Recorded data:

::::

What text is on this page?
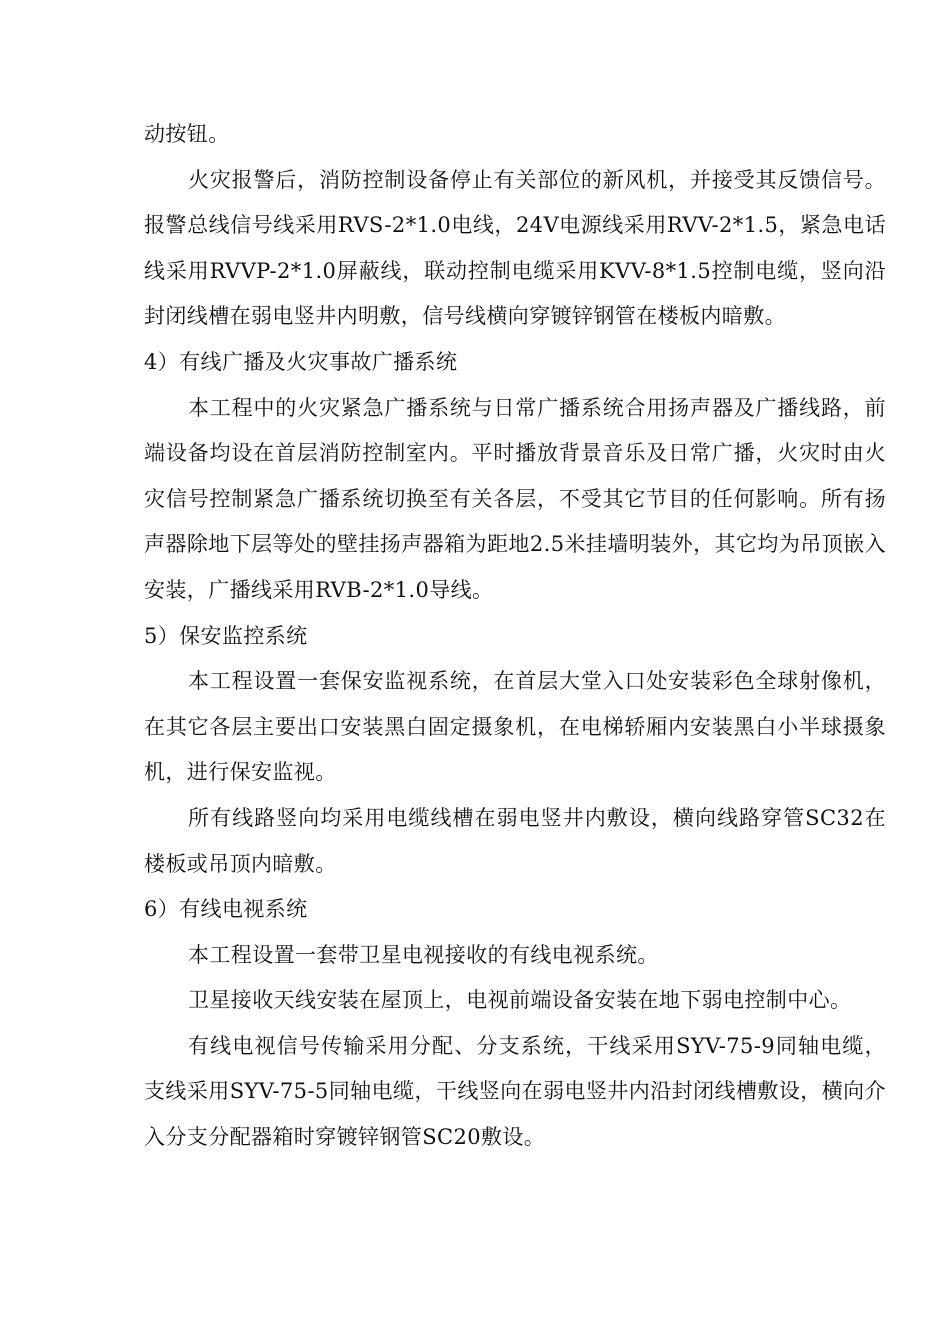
动按钮。

火灾报警后，消防控制设备停止有关部位的新风机，并接受其反馈信号。报警总线信号线采用RVS-2*1.0电线，24V电源线采用RVV-2*1.5，紧急电话线采用RVVP-2*1.0屏蔽线，联动控制电缆采用KVV-8*1.5控制电缆，竖向沿封闭线槽在弱电竖井内明敷，信号线横向穿镀锌钢管在楼板内暗敷。

4）有线广播及火灾事故广播系统

本工程中的火灾紧急广播系统与日常广播系统合用扬声器及广播线路，前端设备均设在首层消防控制室内。平时播放背景音乐及日常广播，火灾时由火灾信号控制紧急广播系统切换至有关各层，不受其它节目的任何影响。所有扬声器除地下层等处的壁挂扬声器箱为距地2.5米挂墙明装外，其它均为吊顶嵌入安装，广播线采用RVB-2*1.0导线。

5）保安监控系统

本工程设置一套保安监视系统，在首层大堂入口处安装彩色全球射像机，在其它各层主要出口安装黑白固定摄象机，在电梯轿厢内安装黑白小半球摄象机，进行保安监视。

所有线路竖向均采用电缆线槽在弱电竖井内敷设，横向线路穿管SC32在楼板或吊顶内暗敷。

6）有线电视系统

本工程设置一套带卫星电视接收的有线电视系统。

卫星接收天线安装在屋顶上，电视前端设备安装在地下弱电控制中心。

有线电视信号传输采用分配、分支系统，干线采用SYV-75-9同轴电缆，支线采用SYV-75-5同轴电缆，干线竖向在弱电竖井内沿封闭线槽敷设，横向介入分支分配器箱时穿镀锌钢管SC20敷设。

::::

> [Problem to work on]: Reproduce every record above exactly, omitting the pictures.

> [Complete response]:
What text is on this page?
动按钮。

火灾报警后，消防控制设备停止有关部位的新风机，并接受其反馈信号。报警总线信号线采用RVS-2*1.0电线，24V电源线采用RVV-2*1.5，紧急电话线采用RVVP-2*1.0屏蔽线，联动控制电缆采用KVV-8*1.5控制电缆，竖向沿封闭线槽在弱电竖井内明敷，信号线横向穿镀锌钢管在楼板内暗敷。

4）有线广播及火灾事故广播系统

本工程中的火灾紧急广播系统与日常广播系统合用扬声器及广播线路，前端设备均设在首层消防控制室内。平时播放背景音乐及日常广播，火灾时由火灾信号控制紧急广播系统切换至有关各层，不受其它节目的任何影响。所有扬声器除地下层等处的壁挂扬声器箱为距地2.5米挂墙明装外，其它均为吊顶嵌入安装，广播线采用RVB-2*1.0导线。

5）保安监控系统

本工程设置一套保安监视系统，在首层大堂入口处安装彩色全球射像机，在其它各层主要出口安装黑白固定摄象机，在电梯轿厢内安装黑白小半球摄象机，进行保安监视。

所有线路竖向均采用电缆线槽在弱电竖井内敷设，横向线路穿管SC32在楼板或吊顶内暗敷。

6）有线电视系统

本工程设置一套带卫星电视接收的有线电视系统。

卫星接收天线安装在屋顶上，电视前端设备安装在地下弱电控制中心。

有线电视信号传输采用分配、分支系统，干线采用SYV-75-9同轴电缆，支线采用SYV-75-5同轴电缆，干线竖向在弱电竖井内沿封闭线槽敷设，横向介入分支分配器箱时穿镀锌钢管SC20敷设。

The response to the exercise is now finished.